Please copy every line of the records below that holds the word "Xrunjdwp".
★ ★ ★ ★
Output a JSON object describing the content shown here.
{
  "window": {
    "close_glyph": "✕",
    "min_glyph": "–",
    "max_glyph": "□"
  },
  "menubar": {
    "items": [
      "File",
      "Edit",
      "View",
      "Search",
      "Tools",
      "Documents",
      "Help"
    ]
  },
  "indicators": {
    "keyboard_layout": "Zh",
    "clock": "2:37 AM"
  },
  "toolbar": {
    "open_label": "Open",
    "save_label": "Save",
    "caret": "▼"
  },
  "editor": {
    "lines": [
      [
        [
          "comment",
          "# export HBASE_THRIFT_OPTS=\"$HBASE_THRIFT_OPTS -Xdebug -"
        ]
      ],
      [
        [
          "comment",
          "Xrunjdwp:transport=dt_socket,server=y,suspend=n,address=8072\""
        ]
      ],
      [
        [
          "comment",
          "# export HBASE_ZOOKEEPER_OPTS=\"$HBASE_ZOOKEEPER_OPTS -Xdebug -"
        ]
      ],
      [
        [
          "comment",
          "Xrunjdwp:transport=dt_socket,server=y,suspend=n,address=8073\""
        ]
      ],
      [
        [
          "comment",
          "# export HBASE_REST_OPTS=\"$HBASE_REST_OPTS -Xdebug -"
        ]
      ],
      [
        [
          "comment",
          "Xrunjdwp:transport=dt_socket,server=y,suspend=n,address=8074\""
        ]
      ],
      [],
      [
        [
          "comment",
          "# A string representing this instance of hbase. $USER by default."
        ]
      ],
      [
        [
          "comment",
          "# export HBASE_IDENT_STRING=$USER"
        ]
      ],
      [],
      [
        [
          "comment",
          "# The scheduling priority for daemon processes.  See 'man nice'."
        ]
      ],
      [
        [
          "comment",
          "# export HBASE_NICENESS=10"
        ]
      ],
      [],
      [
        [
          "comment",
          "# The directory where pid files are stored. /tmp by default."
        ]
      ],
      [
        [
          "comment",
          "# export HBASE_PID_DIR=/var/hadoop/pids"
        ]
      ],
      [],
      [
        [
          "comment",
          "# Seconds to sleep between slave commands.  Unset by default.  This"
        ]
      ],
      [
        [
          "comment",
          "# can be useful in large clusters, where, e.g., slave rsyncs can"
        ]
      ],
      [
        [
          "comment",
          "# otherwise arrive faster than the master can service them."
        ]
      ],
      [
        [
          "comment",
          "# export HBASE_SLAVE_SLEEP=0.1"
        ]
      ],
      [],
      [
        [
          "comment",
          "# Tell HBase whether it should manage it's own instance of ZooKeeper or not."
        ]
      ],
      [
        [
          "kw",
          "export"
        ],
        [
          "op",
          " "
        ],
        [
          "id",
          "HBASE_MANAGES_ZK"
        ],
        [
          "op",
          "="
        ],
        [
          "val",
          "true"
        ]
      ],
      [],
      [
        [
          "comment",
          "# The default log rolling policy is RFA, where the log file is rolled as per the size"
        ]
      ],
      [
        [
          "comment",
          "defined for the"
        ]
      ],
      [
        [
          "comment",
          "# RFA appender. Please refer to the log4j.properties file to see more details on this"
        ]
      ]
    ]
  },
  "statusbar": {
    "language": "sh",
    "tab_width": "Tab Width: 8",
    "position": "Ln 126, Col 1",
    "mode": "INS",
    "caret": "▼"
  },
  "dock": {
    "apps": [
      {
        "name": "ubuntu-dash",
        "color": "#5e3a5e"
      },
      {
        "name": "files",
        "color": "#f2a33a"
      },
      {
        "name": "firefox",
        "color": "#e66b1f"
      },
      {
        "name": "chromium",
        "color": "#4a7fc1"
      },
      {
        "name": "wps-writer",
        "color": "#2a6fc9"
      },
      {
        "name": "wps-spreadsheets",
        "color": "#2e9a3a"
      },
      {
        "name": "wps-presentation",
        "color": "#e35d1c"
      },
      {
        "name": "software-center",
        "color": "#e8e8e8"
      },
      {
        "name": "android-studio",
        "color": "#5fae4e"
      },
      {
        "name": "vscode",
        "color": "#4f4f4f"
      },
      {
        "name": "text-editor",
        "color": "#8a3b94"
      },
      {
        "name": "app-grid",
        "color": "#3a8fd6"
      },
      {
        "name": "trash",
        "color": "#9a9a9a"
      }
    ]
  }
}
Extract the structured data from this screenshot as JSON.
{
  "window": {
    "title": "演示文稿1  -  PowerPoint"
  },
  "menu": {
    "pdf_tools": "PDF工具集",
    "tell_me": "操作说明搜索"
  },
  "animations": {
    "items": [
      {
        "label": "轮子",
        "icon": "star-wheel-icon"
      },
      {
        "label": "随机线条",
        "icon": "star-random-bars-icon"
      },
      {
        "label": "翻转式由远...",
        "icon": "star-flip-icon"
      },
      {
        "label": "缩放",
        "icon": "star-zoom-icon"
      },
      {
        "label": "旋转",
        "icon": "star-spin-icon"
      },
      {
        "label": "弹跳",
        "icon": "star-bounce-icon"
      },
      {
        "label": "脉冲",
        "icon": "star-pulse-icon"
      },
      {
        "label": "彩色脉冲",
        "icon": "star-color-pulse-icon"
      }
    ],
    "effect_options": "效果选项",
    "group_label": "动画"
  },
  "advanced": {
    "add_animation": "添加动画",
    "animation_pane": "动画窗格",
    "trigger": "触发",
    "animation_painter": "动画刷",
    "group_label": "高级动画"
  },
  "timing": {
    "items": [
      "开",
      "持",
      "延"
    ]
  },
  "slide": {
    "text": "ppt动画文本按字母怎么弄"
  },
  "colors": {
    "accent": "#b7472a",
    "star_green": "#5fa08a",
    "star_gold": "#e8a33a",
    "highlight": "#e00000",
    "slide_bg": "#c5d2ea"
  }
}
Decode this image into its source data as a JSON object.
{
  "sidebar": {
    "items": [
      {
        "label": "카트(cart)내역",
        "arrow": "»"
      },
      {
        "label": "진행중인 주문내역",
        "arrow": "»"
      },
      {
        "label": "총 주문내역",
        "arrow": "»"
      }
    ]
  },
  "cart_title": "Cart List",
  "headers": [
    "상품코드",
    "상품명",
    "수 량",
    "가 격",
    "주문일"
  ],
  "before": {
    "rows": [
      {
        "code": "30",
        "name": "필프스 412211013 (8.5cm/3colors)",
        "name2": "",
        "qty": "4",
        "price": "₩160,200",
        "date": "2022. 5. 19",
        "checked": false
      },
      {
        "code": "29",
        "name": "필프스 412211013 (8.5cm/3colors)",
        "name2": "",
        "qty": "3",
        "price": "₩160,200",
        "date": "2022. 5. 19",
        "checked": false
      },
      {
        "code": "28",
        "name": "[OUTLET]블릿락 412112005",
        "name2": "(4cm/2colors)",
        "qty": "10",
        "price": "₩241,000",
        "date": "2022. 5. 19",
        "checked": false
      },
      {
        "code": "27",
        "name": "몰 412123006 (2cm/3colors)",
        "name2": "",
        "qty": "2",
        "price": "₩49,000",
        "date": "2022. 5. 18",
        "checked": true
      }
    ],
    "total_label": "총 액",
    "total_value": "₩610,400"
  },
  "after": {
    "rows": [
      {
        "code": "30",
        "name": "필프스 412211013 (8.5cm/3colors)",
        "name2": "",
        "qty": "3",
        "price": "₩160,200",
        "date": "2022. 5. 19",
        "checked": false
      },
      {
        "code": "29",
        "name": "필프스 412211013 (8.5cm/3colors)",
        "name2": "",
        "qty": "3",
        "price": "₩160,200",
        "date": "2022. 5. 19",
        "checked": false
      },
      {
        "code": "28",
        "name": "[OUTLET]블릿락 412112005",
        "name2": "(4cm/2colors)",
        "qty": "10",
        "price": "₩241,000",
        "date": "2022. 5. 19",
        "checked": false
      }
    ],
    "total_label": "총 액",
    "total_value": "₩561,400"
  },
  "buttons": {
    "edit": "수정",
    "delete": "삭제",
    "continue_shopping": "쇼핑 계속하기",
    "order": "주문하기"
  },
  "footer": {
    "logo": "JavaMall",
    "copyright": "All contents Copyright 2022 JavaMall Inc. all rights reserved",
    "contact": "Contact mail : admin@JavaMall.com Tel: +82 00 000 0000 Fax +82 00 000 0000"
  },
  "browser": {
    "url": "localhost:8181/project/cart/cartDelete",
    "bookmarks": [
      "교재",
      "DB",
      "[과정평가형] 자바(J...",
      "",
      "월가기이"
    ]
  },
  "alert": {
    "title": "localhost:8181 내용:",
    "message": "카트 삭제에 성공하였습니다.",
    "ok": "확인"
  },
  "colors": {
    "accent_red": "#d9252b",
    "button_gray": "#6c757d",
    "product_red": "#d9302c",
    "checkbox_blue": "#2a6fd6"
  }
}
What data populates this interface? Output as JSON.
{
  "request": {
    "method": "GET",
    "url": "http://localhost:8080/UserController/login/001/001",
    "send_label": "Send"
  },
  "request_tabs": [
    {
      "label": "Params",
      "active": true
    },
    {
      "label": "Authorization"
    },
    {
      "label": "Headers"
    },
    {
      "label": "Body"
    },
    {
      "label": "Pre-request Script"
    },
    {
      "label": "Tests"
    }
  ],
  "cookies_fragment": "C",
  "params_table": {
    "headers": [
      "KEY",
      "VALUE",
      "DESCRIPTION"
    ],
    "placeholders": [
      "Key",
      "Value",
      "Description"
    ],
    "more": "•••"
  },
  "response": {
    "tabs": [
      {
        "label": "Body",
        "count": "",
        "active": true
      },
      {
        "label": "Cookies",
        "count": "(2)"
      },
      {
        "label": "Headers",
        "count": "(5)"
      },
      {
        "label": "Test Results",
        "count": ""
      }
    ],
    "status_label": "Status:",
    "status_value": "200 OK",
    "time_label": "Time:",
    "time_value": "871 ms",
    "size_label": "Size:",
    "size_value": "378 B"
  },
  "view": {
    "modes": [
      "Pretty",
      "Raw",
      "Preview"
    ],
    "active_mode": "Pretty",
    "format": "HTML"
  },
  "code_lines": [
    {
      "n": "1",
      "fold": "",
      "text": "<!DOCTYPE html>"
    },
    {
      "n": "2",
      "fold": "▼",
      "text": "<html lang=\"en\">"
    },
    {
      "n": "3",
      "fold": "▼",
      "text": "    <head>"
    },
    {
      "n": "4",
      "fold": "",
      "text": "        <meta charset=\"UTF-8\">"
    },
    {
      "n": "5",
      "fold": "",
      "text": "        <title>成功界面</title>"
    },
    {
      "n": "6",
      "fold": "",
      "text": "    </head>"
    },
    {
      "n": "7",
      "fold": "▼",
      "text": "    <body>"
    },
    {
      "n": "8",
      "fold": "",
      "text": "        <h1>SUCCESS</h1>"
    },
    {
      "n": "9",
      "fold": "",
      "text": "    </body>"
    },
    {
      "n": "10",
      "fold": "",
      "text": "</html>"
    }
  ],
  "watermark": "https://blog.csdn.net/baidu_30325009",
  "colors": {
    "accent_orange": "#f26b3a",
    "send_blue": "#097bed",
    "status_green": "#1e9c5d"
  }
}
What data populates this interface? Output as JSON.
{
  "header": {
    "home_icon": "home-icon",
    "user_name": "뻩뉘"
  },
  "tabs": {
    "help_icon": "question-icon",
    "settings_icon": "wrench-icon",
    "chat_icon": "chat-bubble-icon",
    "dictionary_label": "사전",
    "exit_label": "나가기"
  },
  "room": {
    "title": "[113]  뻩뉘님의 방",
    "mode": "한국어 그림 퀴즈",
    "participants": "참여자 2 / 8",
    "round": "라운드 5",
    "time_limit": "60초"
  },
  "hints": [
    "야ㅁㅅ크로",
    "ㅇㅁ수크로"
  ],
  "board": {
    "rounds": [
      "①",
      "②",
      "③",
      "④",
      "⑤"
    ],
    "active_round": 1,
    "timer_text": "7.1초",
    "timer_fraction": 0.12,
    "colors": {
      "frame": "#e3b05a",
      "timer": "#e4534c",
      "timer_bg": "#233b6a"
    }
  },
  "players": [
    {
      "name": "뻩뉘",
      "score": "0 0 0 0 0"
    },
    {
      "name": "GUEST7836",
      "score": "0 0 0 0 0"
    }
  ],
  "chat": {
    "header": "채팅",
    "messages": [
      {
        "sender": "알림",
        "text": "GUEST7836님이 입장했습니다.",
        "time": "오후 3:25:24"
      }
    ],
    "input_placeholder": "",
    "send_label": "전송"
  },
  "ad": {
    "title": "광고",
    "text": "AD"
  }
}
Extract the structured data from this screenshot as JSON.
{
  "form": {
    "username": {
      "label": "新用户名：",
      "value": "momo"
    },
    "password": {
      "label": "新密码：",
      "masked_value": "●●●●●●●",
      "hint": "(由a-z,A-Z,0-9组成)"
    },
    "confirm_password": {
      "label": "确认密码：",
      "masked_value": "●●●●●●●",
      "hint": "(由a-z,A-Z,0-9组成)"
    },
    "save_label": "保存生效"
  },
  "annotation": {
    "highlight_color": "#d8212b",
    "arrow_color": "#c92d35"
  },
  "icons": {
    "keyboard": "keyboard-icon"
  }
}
★ ★ ★ ★
» Solution for this problem
          "Xrunjdwp:transport=dt_socket,server=y,suspend=n,address=8072\""
          "Xrunjdwp:transport=dt_socket,server=y,suspend=n,address=8073\""
          "Xrunjdwp:transport=dt_socket,server=y,suspend=n,address=8074\""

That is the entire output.